*Exercise*:
All records below must be retyped exactly.

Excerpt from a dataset
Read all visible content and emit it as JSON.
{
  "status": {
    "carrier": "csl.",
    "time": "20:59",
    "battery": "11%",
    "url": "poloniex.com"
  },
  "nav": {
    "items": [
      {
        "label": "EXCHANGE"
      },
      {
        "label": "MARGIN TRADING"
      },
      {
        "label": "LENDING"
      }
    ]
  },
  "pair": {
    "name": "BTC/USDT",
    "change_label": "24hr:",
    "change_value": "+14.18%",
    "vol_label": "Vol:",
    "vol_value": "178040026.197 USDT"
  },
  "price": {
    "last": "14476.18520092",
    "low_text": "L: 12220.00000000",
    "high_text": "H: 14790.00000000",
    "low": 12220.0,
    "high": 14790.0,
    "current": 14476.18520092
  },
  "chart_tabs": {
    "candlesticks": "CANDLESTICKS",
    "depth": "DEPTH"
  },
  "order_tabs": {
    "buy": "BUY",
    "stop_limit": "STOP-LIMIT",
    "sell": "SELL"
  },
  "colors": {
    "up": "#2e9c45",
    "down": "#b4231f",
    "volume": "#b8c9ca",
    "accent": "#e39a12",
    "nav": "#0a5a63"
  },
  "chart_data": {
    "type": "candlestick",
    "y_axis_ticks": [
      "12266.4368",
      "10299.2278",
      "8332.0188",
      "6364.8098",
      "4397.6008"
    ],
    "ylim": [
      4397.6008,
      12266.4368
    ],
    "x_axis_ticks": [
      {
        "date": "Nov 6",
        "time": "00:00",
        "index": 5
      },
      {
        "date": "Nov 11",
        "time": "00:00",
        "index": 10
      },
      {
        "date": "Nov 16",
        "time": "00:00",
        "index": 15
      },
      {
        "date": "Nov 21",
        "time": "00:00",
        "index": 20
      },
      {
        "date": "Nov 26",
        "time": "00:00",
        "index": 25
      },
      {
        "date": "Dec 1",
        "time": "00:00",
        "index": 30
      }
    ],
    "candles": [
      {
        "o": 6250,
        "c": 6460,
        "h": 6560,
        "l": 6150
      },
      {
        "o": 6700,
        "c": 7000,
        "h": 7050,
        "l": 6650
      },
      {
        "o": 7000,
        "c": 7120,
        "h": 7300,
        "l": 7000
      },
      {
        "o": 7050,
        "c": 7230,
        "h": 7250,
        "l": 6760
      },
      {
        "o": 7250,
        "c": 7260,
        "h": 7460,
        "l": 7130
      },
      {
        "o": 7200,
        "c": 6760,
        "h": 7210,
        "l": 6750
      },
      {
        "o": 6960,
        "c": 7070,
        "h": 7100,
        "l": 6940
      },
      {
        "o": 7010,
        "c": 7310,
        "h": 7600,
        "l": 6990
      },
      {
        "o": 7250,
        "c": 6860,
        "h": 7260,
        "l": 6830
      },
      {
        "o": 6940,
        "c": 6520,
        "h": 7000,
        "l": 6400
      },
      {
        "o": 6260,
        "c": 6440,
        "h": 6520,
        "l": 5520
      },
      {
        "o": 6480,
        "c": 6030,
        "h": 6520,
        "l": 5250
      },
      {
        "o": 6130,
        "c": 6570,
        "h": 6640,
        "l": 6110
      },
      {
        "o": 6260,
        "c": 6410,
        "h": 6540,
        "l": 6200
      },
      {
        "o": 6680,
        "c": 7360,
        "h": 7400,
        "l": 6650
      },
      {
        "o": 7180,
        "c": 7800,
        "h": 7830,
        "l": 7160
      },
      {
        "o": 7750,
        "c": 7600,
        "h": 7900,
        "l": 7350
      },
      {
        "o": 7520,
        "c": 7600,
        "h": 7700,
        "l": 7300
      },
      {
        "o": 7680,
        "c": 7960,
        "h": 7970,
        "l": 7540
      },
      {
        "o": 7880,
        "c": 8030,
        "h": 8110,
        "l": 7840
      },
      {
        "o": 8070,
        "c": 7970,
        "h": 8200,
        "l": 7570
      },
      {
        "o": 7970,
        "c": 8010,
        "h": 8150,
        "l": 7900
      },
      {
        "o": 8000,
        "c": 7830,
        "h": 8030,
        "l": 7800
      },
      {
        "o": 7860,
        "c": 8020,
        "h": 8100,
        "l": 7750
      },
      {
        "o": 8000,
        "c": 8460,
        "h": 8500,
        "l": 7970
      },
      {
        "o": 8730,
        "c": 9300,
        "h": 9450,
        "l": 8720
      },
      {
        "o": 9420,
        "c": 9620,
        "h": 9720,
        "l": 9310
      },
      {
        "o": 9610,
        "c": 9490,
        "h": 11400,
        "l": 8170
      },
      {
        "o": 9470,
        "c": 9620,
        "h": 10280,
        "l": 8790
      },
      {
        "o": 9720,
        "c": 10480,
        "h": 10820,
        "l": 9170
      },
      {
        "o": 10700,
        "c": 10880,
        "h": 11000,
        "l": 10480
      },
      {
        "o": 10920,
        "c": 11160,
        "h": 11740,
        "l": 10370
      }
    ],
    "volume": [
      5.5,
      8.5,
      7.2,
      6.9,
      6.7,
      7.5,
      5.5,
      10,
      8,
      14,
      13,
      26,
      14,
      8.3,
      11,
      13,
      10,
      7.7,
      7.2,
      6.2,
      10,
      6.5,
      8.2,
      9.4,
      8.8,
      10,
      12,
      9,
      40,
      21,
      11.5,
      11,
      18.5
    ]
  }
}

*Full answer*:
Read all visible content and emit it as JSON.
{
  "status": {
    "carrier": "csl.",
    "time": "20:59",
    "battery": "11%",
    "url": "poloniex.com"
  },
  "nav": {
    "items": [
      {
        "label": "EXCHANGE"
      },
      {
        "label": "MARGIN TRADING"
      },
      {
        "label": "LENDING"
      }
    ]
  },
  "pair": {
    "name": "BTC/USDT",
    "change_label": "24hr:",
    "change_value": "+14.18%",
    "vol_label": "Vol:",
    "vol_value": "178040026.197 USDT"
  },
  "price": {
    "last": "14476.18520092",
    "low_text": "L: 12220.00000000",
    "high_text": "H: 14790.00000000",
    "low": 12220.0,
    "high": 14790.0,
    "current": 14476.18520092
  },
  "chart_tabs": {
    "candlesticks": "CANDLESTICKS",
    "depth": "DEPTH"
  },
  "order_tabs": {
    "buy": "BUY",
    "stop_limit": "STOP-LIMIT",
    "sell": "SELL"
  },
  "colors": {
    "up": "#2e9c45",
    "down": "#b4231f",
    "volume": "#b8c9ca",
    "accent": "#e39a12",
    "nav": "#0a5a63"
  },
  "chart_data": {
    "type": "candlestick",
    "y_axis_ticks": [
      "12266.4368",
      "10299.2278",
      "8332.0188",
      "6364.8098",
      "4397.6008"
    ],
    "ylim": [
      4397.6008,
      12266.4368
    ],
    "x_axis_ticks": [
      {
        "date": "Nov 6",
        "time": "00:00",
        "index": 5
      },
      {
        "date": "Nov 11",
        "time": "00:00",
        "index": 10
      },
      {
        "date": "Nov 16",
        "time": "00:00",
        "index": 15
      },
      {
        "date": "Nov 21",
        "time": "00:00",
        "index": 20
      },
      {
        "date": "Nov 26",
        "time": "00:00",
        "index": 25
      },
      {
        "date": "Dec 1",
        "time": "00:00",
        "index": 30
      }
    ],
    "candles": [
      {
        "o": 6250,
        "c": 6460,
        "h": 6560,
        "l": 6150
      },
      {
        "o": 6700,
        "c": 7000,
        "h": 7050,
        "l": 6650
      },
      {
        "o": 7000,
        "c": 7120,
        "h": 7300,
        "l": 7000
      },
      {
        "o": 7050,
        "c": 7230,
        "h": 7250,
        "l": 6760
      },
      {
        "o": 7250,
        "c": 7260,
        "h": 7460,
        "l": 7130
      },
      {
        "o": 7200,
        "c": 6760,
        "h": 7210,
        "l": 6750
      },
      {
        "o": 6960,
        "c": 7070,
        "h": 7100,
        "l": 6940
      },
      {
        "o": 7010,
        "c": 7310,
        "h": 7600,
        "l": 6990
      },
      {
        "o": 7250,
        "c": 6860,
        "h": 7260,
        "l": 6830
      },
      {
        "o": 6940,
        "c": 6520,
        "h": 7000,
        "l": 6400
      },
      {
        "o": 6260,
        "c": 6440,
        "h": 6520,
        "l": 5520
      },
      {
        "o": 6480,
        "c": 6030,
        "h": 6520,
        "l": 5250
      },
      {
        "o": 6130,
        "c": 6570,
        "h": 6640,
        "l": 6110
      },
      {
        "o": 6260,
        "c": 6410,
        "h": 6540,
        "l": 6200
      },
      {
        "o": 6680,
        "c": 7360,
        "h": 7400,
        "l": 6650
      },
      {
        "o": 7180,
        "c": 7800,
        "h": 7830,
        "l": 7160
      },
      {
        "o": 7750,
        "c": 7600,
        "h": 7900,
        "l": 7350
      },
      {
        "o": 7520,
        "c": 7600,
        "h": 7700,
        "l": 7300
      },
      {
        "o": 7680,
        "c": 7960,
        "h": 7970,
        "l": 7540
      },
      {
        "o": 7880,
        "c": 8030,
        "h": 8110,
        "l": 7840
      },
      {
        "o": 8070,
        "c": 7970,
        "h": 8200,
        "l": 7570
      },
      {
        "o": 7970,
        "c": 8010,
        "h": 8150,
        "l": 7900
      },
      {
        "o": 8000,
        "c": 7830,
        "h": 8030,
        "l": 7800
      },
      {
        "o": 7860,
        "c": 8020,
        "h": 8100,
        "l": 7750
      },
      {
        "o": 8000,
        "c": 8460,
        "h": 8500,
        "l": 7970
      },
      {
        "o": 8730,
        "c": 9300,
        "h": 9450,
        "l": 8720
      },
      {
        "o": 9420,
        "c": 9620,
        "h": 9720,
        "l": 9310
      },
      {
        "o": 9610,
        "c": 9490,
        "h": 11400,
        "l": 8170
      },
      {
        "o": 9470,
        "c": 9620,
        "h": 10280,
        "l": 8790
      },
      {
        "o": 9720,
        "c": 10480,
        "h": 10820,
        "l": 9170
      },
      {
        "o": 10700,
        "c": 10880,
        "h": 11000,
        "l": 10480
      },
      {
        "o": 10920,
        "c": 11160,
        "h": 11740,
        "l": 10370
      }
    ],
    "volume": [
      5.5,
      8.5,
      7.2,
      6.9,
      6.7,
      7.5,
      5.5,
      10,
      8,
      14,
      13,
      26,
      14,
      8.3,
      11,
      13,
      10,
      7.7,
      7.2,
      6.2,
      10,
      6.5,
      8.2,
      9.4,
      8.8,
      10,
      12,
      9,
      40,
      21,
      11.5,
      11,
      18.5
    ]
  }
}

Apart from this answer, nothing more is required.